**Directive:**
Produce a verbatim copy of the entries listed below.

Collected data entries
START
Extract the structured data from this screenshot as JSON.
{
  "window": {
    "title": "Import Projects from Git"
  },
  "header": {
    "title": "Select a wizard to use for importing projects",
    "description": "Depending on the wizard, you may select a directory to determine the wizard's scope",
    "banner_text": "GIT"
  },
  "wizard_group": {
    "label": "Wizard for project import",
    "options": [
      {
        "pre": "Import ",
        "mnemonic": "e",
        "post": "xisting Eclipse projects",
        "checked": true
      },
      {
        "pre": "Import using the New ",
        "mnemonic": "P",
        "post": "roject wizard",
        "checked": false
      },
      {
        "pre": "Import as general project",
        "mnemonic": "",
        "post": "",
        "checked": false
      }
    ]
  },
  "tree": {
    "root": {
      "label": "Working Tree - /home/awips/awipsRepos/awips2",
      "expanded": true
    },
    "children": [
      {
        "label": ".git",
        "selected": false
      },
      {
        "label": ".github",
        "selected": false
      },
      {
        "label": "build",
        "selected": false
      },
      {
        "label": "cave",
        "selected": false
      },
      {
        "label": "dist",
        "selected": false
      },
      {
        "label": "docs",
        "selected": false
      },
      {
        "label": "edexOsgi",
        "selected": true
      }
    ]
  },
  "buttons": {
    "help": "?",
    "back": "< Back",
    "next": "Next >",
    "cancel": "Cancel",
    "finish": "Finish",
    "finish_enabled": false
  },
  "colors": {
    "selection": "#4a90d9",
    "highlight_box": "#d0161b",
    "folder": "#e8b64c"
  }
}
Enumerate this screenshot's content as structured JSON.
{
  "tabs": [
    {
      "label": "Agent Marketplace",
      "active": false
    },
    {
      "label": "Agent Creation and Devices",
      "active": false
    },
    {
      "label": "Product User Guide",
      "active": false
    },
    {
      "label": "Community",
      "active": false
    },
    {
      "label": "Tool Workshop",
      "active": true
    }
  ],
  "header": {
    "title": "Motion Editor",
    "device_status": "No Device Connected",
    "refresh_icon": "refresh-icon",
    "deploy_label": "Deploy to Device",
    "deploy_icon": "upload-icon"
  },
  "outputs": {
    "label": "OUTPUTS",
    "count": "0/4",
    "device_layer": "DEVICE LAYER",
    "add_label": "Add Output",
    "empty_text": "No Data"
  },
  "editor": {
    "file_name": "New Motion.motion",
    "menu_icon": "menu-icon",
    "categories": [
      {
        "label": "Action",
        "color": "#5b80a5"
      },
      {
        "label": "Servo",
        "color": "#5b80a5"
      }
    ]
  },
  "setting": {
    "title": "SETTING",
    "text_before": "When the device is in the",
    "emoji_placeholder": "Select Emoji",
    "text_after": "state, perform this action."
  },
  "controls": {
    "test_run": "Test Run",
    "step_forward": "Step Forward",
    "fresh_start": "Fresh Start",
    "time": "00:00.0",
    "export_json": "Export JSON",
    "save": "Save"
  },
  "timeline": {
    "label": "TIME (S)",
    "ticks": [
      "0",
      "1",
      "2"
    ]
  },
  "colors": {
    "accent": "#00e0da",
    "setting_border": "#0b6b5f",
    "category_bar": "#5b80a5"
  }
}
END
**Task result:**
Extract the structured data from this screenshot as JSON.
{
  "window": {
    "title": "Import Projects from Git"
  },
  "header": {
    "title": "Select a wizard to use for importing projects",
    "description": "Depending on the wizard, you may select a directory to determine the wizard's scope",
    "banner_text": "GIT"
  },
  "wizard_group": {
    "label": "Wizard for project import",
    "options": [
      {
        "pre": "Import ",
        "mnemonic": "e",
        "post": "xisting Eclipse projects",
        "checked": true
      },
      {
        "pre": "Import using the New ",
        "mnemonic": "P",
        "post": "roject wizard",
        "checked": false
      },
      {
        "pre": "Import as general project",
        "mnemonic": "",
        "post": "",
        "checked": false
      }
    ]
  },
  "tree": {
    "root": {
      "label": "Working Tree - /home/awips/awipsRepos/awips2",
      "expanded": true
    },
    "children": [
      {
        "label": ".git",
        "selected": false
      },
      {
        "label": ".github",
        "selected": false
      },
      {
        "label": "build",
        "selected": false
      },
      {
        "label": "cave",
        "selected": false
      },
      {
        "label": "dist",
        "selected": false
      },
      {
        "label": "docs",
        "selected": false
      },
      {
        "label": "edexOsgi",
        "selected": true
      }
    ]
  },
  "buttons": {
    "help": "?",
    "back": "< Back",
    "next": "Next >",
    "cancel": "Cancel",
    "finish": "Finish",
    "finish_enabled": false
  },
  "colors": {
    "selection": "#4a90d9",
    "highlight_box": "#d0161b",
    "folder": "#e8b64c"
  }
}
Enumerate this screenshot's content as structured JSON.
{
  "tabs": [
    {
      "label": "Agent Marketplace",
      "active": false
    },
    {
      "label": "Agent Creation and Devices",
      "active": false
    },
    {
      "label": "Product User Guide",
      "active": false
    },
    {
      "label": "Community",
      "active": false
    },
    {
      "label": "Tool Workshop",
      "active": true
    }
  ],
  "header": {
    "title": "Motion Editor",
    "device_status": "No Device Connected",
    "refresh_icon": "refresh-icon",
    "deploy_label": "Deploy to Device",
    "deploy_icon": "upload-icon"
  },
  "outputs": {
    "label": "OUTPUTS",
    "count": "0/4",
    "device_layer": "DEVICE LAYER",
    "add_label": "Add Output",
    "empty_text": "No Data"
  },
  "editor": {
    "file_name": "New Motion.motion",
    "menu_icon": "menu-icon",
    "categories": [
      {
        "label": "Action",
        "color": "#5b80a5"
      },
      {
        "label": "Servo",
        "color": "#5b80a5"
      }
    ]
  },
  "setting": {
    "title": "SETTING",
    "text_before": "When the device is in the",
    "emoji_placeholder": "Select Emoji",
    "text_after": "state, perform this action."
  },
  "controls": {
    "test_run": "Test Run",
    "step_forward": "Step Forward",
    "fresh_start": "Fresh Start",
    "time": "00:00.0",
    "export_json": "Export JSON",
    "save": "Save"
  },
  "timeline": {
    "label": "TIME (S)",
    "ticks": [
      "0",
      "1",
      "2"
    ]
  },
  "colors": {
    "accent": "#00e0da",
    "setting_border": "#0b6b5f",
    "category_bar": "#5b80a5"
  }
}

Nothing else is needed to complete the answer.